-- START Passage to read --
I got to the end of a soprano improv on the beach by Billingsgate Market just before the incoming tide engulfed the breakwater Mike Dibb was precariously balanced on to film me.The Gods have been with us.
Then we visited Tate Britain, and Mike and Jon recorded me playing further improvisations in front of the paintings, which will be woven into the existing work.
I’ve given “Turner And The Thames” to the membership of WOW to come up with their own arrangements for my quartet and The Way Out West Allstars to perform at Jazz Cafe Posk at The Polish Centre in Kings St Hammersmith, where we present a gig on the second Friday of every month.
In the enlarged ensemble we’ll be featuring some guests, including members of my quartet, Jonathan Gee on piano, Winston Clifford on drums and Oli Hayhurst on double bass, and Henry Lowther on trumpet.
-- END Passage to read --
-- START Provided material --
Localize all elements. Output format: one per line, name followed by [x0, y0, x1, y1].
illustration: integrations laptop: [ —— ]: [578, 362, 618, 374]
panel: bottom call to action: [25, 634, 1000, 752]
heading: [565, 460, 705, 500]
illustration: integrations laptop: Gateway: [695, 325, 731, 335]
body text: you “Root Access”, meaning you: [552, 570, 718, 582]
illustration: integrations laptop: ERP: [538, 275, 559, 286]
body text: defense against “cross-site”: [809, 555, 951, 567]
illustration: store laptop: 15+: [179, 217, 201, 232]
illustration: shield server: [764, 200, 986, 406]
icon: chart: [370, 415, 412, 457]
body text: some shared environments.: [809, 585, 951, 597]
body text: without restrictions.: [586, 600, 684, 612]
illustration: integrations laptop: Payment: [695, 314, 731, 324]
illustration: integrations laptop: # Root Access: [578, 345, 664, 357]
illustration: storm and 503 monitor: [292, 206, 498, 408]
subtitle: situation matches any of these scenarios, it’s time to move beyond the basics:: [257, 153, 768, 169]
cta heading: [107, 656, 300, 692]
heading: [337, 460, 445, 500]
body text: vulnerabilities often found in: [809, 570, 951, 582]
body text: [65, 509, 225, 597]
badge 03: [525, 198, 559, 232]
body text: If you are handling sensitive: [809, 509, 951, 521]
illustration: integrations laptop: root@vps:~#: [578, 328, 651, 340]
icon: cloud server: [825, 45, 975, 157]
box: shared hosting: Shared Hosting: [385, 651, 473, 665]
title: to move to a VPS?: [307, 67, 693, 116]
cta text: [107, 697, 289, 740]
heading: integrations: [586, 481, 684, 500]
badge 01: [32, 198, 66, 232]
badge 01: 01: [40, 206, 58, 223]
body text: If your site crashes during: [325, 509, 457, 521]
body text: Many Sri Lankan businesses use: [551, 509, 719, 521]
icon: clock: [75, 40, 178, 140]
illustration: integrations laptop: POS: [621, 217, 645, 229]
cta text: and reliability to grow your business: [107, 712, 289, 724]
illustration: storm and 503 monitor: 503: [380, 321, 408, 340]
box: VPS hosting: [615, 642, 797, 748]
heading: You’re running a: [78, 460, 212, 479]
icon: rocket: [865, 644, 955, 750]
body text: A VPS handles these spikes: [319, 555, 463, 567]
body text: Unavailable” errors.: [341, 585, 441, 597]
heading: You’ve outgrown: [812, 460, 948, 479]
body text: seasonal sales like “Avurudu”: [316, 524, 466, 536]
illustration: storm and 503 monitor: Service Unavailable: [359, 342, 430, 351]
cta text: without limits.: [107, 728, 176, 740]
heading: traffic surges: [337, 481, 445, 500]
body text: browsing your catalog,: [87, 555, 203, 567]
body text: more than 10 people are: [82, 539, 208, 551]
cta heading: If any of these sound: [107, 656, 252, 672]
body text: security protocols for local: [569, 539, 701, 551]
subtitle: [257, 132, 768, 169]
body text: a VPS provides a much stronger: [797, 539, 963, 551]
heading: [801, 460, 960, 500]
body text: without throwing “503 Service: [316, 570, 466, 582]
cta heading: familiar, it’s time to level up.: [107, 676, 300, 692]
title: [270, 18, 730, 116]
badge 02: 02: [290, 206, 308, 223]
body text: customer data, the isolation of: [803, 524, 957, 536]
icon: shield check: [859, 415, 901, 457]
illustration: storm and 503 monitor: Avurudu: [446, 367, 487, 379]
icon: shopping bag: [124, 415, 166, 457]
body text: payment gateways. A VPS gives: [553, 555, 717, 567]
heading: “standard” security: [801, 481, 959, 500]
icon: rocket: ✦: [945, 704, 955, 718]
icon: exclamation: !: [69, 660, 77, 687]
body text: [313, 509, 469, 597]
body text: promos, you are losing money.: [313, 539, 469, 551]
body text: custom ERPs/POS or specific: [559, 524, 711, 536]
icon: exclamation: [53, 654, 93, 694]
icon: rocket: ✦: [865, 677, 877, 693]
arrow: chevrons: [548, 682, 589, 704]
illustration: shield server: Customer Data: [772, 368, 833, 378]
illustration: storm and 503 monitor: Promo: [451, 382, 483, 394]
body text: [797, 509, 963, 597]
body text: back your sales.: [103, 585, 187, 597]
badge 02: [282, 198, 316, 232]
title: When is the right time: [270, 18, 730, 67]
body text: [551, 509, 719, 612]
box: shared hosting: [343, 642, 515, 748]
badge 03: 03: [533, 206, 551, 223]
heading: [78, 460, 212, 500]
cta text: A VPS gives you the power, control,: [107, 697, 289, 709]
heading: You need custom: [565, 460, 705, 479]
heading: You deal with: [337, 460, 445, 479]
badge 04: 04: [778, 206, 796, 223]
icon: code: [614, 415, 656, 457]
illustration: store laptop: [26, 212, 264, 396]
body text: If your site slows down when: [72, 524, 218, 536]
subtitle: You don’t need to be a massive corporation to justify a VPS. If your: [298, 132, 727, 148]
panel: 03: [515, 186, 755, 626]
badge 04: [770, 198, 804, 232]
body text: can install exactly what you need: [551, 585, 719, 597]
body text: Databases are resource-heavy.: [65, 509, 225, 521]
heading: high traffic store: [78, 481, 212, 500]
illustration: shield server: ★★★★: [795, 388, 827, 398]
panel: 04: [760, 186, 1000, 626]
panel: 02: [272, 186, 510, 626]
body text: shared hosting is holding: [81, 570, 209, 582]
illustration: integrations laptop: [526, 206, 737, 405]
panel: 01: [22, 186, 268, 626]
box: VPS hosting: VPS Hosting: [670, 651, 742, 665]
-- END Provided material --
▶ **Directives**:
**a)** Answer these questions from the text about Turner and the Thames:
(i) Where was the soprano improv played?
(ii) Where were the further improvisations recorded?
(iii) Who will play trumpet in the enlarged ensemble?
**b)** Reproduce part of the text about Turner and the Thames word for word. Begin at the words "I got to the" and stop after "of every month.".

▶ **Outputs**:
**a)**
(i) On the beach by Billingsgate Market.
(ii) At Tate Britain, in front of the paintings.
(iii) Henry Lowther.

**b)**
I got to the end of a soprano improv on the beach by Billingsgate Market just before the incoming tide engulfed the breakwater Mike Dibb was precariously balanced on to film me.The Gods have been with us.
Then we visited Tate Britain, and Mike and Jon recorded me playing further improvisations in front of the paintings, which will be woven into the existing work.
I’ve given “Turner And The Thames” to the membership of WOW to come up with their own arrangements for my quartet and The Way Out West Allstars to perform at Jazz Cafe Posk at The Polish Centre in Kings St Hammersmith, where we present a gig on the second Friday of every month.